* TASK *
Each record below must be returned exactly as shown.

* ROWS *

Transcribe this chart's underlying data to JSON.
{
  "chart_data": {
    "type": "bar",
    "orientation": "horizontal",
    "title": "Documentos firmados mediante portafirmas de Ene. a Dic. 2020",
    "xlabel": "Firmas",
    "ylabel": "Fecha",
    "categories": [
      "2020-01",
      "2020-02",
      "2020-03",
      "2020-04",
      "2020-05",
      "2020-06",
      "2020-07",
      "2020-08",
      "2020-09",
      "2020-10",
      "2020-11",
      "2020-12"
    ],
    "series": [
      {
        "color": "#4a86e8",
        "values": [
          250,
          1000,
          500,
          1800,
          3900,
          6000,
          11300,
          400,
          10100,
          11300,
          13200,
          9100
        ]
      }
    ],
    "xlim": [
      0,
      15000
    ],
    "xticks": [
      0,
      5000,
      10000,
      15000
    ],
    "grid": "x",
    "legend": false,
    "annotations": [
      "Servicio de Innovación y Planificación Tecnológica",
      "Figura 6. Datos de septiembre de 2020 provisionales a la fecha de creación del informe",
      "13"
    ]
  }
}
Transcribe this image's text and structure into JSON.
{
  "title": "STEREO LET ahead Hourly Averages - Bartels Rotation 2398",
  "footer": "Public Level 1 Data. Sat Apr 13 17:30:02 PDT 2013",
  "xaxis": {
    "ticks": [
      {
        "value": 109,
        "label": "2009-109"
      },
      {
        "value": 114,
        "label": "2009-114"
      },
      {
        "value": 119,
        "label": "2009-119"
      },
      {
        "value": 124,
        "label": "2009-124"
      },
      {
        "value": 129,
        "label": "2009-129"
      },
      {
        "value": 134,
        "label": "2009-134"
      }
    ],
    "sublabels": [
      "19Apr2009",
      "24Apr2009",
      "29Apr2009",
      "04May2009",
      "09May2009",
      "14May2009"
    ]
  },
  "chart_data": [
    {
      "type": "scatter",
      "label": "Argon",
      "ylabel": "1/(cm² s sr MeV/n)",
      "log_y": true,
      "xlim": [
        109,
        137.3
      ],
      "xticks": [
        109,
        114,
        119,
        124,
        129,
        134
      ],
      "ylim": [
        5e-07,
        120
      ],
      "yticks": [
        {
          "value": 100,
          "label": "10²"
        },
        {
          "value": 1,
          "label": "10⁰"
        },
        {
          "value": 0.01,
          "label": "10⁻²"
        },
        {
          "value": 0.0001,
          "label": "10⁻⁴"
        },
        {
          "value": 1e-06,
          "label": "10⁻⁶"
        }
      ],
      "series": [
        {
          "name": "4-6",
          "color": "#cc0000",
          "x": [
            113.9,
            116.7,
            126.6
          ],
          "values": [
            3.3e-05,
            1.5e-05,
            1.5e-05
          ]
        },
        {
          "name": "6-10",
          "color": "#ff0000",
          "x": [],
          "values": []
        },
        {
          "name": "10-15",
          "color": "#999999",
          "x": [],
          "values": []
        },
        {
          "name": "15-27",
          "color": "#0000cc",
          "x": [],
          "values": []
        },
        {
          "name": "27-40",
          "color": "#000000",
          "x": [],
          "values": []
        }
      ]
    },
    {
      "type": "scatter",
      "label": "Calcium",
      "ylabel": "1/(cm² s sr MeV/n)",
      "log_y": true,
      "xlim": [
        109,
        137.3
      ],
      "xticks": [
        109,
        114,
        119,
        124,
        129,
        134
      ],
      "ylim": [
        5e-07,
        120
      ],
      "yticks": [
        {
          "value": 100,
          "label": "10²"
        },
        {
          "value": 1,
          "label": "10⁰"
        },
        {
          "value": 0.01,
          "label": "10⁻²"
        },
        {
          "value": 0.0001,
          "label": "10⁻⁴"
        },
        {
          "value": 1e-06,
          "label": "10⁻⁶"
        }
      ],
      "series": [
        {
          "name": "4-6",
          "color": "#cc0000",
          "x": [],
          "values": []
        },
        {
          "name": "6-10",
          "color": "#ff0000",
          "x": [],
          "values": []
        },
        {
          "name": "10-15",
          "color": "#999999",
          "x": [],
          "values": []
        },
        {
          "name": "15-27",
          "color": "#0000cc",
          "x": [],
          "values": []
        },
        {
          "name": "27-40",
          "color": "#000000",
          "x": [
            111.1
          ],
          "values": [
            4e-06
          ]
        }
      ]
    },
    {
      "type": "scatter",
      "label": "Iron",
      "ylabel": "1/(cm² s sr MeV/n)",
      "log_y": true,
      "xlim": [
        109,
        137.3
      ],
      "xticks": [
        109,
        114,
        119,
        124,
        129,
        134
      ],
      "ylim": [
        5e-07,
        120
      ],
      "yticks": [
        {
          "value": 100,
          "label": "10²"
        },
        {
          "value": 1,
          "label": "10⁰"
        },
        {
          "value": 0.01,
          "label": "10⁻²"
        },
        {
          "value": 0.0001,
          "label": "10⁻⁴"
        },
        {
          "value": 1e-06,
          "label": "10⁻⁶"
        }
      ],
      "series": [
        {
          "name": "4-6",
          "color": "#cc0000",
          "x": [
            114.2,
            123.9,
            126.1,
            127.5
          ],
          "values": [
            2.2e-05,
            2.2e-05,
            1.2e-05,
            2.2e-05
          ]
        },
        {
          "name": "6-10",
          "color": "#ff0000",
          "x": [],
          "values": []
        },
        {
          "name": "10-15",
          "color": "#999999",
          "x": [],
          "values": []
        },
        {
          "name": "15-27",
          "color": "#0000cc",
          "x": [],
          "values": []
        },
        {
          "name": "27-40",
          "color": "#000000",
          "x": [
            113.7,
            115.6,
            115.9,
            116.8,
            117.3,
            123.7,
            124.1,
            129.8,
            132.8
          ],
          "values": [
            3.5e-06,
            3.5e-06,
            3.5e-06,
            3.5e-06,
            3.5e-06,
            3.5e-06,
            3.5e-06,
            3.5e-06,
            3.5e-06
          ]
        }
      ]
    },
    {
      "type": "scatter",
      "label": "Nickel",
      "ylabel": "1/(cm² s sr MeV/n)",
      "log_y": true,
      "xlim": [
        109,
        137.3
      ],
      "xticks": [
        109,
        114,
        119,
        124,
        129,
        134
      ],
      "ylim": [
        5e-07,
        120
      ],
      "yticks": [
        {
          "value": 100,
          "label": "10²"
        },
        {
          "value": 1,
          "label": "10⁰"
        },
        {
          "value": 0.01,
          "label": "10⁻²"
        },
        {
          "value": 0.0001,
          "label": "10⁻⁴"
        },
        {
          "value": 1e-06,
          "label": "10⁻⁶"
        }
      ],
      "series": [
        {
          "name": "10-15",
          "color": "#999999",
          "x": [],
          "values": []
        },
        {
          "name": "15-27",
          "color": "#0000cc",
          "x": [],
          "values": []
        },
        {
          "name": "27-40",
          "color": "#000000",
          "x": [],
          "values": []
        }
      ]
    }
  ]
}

* RESULT FOR THIS TASK *
Transcribe this chart's underlying data to JSON.
{
  "chart_data": {
    "type": "bar",
    "orientation": "horizontal",
    "title": "Documentos firmados mediante portafirmas de Ene. a Dic. 2020",
    "xlabel": "Firmas",
    "ylabel": "Fecha",
    "categories": [
      "2020-01",
      "2020-02",
      "2020-03",
      "2020-04",
      "2020-05",
      "2020-06",
      "2020-07",
      "2020-08",
      "2020-09",
      "2020-10",
      "2020-11",
      "2020-12"
    ],
    "series": [
      {
        "color": "#4a86e8",
        "values": [
          250,
          1000,
          500,
          1800,
          3900,
          6000,
          11300,
          400,
          10100,
          11300,
          13200,
          9100
        ]
      }
    ],
    "xlim": [
      0,
      15000
    ],
    "xticks": [
      0,
      5000,
      10000,
      15000
    ],
    "grid": "x",
    "legend": false,
    "annotations": [
      "Servicio de Innovación y Planificación Tecnológica",
      "Figura 6. Datos de septiembre de 2020 provisionales a la fecha de creación del informe",
      "13"
    ]
  }
}
Transcribe this image's text and structure into JSON.
{
  "title": "STEREO LET ahead Hourly Averages - Bartels Rotation 2398",
  "footer": "Public Level 1 Data. Sat Apr 13 17:30:02 PDT 2013",
  "xaxis": {
    "ticks": [
      {
        "value": 109,
        "label": "2009-109"
      },
      {
        "value": 114,
        "label": "2009-114"
      },
      {
        "value": 119,
        "label": "2009-119"
      },
      {
        "value": 124,
        "label": "2009-124"
      },
      {
        "value": 129,
        "label": "2009-129"
      },
      {
        "value": 134,
        "label": "2009-134"
      }
    ],
    "sublabels": [
      "19Apr2009",
      "24Apr2009",
      "29Apr2009",
      "04May2009",
      "09May2009",
      "14May2009"
    ]
  },
  "chart_data": [
    {
      "type": "scatter",
      "label": "Argon",
      "ylabel": "1/(cm² s sr MeV/n)",
      "log_y": true,
      "xlim": [
        109,
        137.3
      ],
      "xticks": [
        109,
        114,
        119,
        124,
        129,
        134
      ],
      "ylim": [
        5e-07,
        120
      ],
      "yticks": [
        {
          "value": 100,
          "label": "10²"
        },
        {
          "value": 1,
          "label": "10⁰"
        },
        {
          "value": 0.01,
          "label": "10⁻²"
        },
        {
          "value": 0.0001,
          "label": "10⁻⁴"
        },
        {
          "value": 1e-06,
          "label": "10⁻⁶"
        }
      ],
      "series": [
        {
          "name": "4-6",
          "color": "#cc0000",
          "x": [
            113.9,
            116.7,
            126.6
          ],
          "values": [
            3.3e-05,
            1.5e-05,
            1.5e-05
          ]
        },
        {
          "name": "6-10",
          "color": "#ff0000",
          "x": [],
          "values": []
        },
        {
          "name": "10-15",
          "color": "#999999",
          "x": [],
          "values": []
        },
        {
          "name": "15-27",
          "color": "#0000cc",
          "x": [],
          "values": []
        },
        {
          "name": "27-40",
          "color": "#000000",
          "x": [],
          "values": []
        }
      ]
    },
    {
      "type": "scatter",
      "label": "Calcium",
      "ylabel": "1/(cm² s sr MeV/n)",
      "log_y": true,
      "xlim": [
        109,
        137.3
      ],
      "xticks": [
        109,
        114,
        119,
        124,
        129,
        134
      ],
      "ylim": [
        5e-07,
        120
      ],
      "yticks": [
        {
          "value": 100,
          "label": "10²"
        },
        {
          "value": 1,
          "label": "10⁰"
        },
        {
          "value": 0.01,
          "label": "10⁻²"
        },
        {
          "value": 0.0001,
          "label": "10⁻⁴"
        },
        {
          "value": 1e-06,
          "label": "10⁻⁶"
        }
      ],
      "series": [
        {
          "name": "4-6",
          "color": "#cc0000",
          "x": [],
          "values": []
        },
        {
          "name": "6-10",
          "color": "#ff0000",
          "x": [],
          "values": []
        },
        {
          "name": "10-15",
          "color": "#999999",
          "x": [],
          "values": []
        },
        {
          "name": "15-27",
          "color": "#0000cc",
          "x": [],
          "values": []
        },
        {
          "name": "27-40",
          "color": "#000000",
          "x": [
            111.1
          ],
          "values": [
            4e-06
          ]
        }
      ]
    },
    {
      "type": "scatter",
      "label": "Iron",
      "ylabel": "1/(cm² s sr MeV/n)",
      "log_y": true,
      "xlim": [
        109,
        137.3
      ],
      "xticks": [
        109,
        114,
        119,
        124,
        129,
        134
      ],
      "ylim": [
        5e-07,
        120
      ],
      "yticks": [
        {
          "value": 100,
          "label": "10²"
        },
        {
          "value": 1,
          "label": "10⁰"
        },
        {
          "value": 0.01,
          "label": "10⁻²"
        },
        {
          "value": 0.0001,
          "label": "10⁻⁴"
        },
        {
          "value": 1e-06,
          "label": "10⁻⁶"
        }
      ],
      "series": [
        {
          "name": "4-6",
          "color": "#cc0000",
          "x": [
            114.2,
            123.9,
            126.1,
            127.5
          ],
          "values": [
            2.2e-05,
            2.2e-05,
            1.2e-05,
            2.2e-05
          ]
        },
        {
          "name": "6-10",
          "color": "#ff0000",
          "x": [],
          "values": []
        },
        {
          "name": "10-15",
          "color": "#999999",
          "x": [],
          "values": []
        },
        {
          "name": "15-27",
          "color": "#0000cc",
          "x": [],
          "values": []
        },
        {
          "name": "27-40",
          "color": "#000000",
          "x": [
            113.7,
            115.6,
            115.9,
            116.8,
            117.3,
            123.7,
            124.1,
            129.8,
            132.8
          ],
          "values": [
            3.5e-06,
            3.5e-06,
            3.5e-06,
            3.5e-06,
            3.5e-06,
            3.5e-06,
            3.5e-06,
            3.5e-06,
            3.5e-06
          ]
        }
      ]
    },
    {
      "type": "scatter",
      "label": "Nickel",
      "ylabel": "1/(cm² s sr MeV/n)",
      "log_y": true,
      "xlim": [
        109,
        137.3
      ],
      "xticks": [
        109,
        114,
        119,
        124,
        129,
        134
      ],
      "ylim": [
        5e-07,
        120
      ],
      "yticks": [
        {
          "value": 100,
          "label": "10²"
        },
        {
          "value": 1,
          "label": "10⁰"
        },
        {
          "value": 0.01,
          "label": "10⁻²"
        },
        {
          "value": 0.0001,
          "label": "10⁻⁴"
        },
        {
          "value": 1e-06,
          "label": "10⁻⁶"
        }
      ],
      "series": [
        {
          "name": "10-15",
          "color": "#999999",
          "x": [],
          "values": []
        },
        {
          "name": "15-27",
          "color": "#0000cc",
          "x": [],
          "values": []
        },
        {
          "name": "27-40",
          "color": "#000000",
          "x": [],
          "values": []
        }
      ]
    }
  ]
}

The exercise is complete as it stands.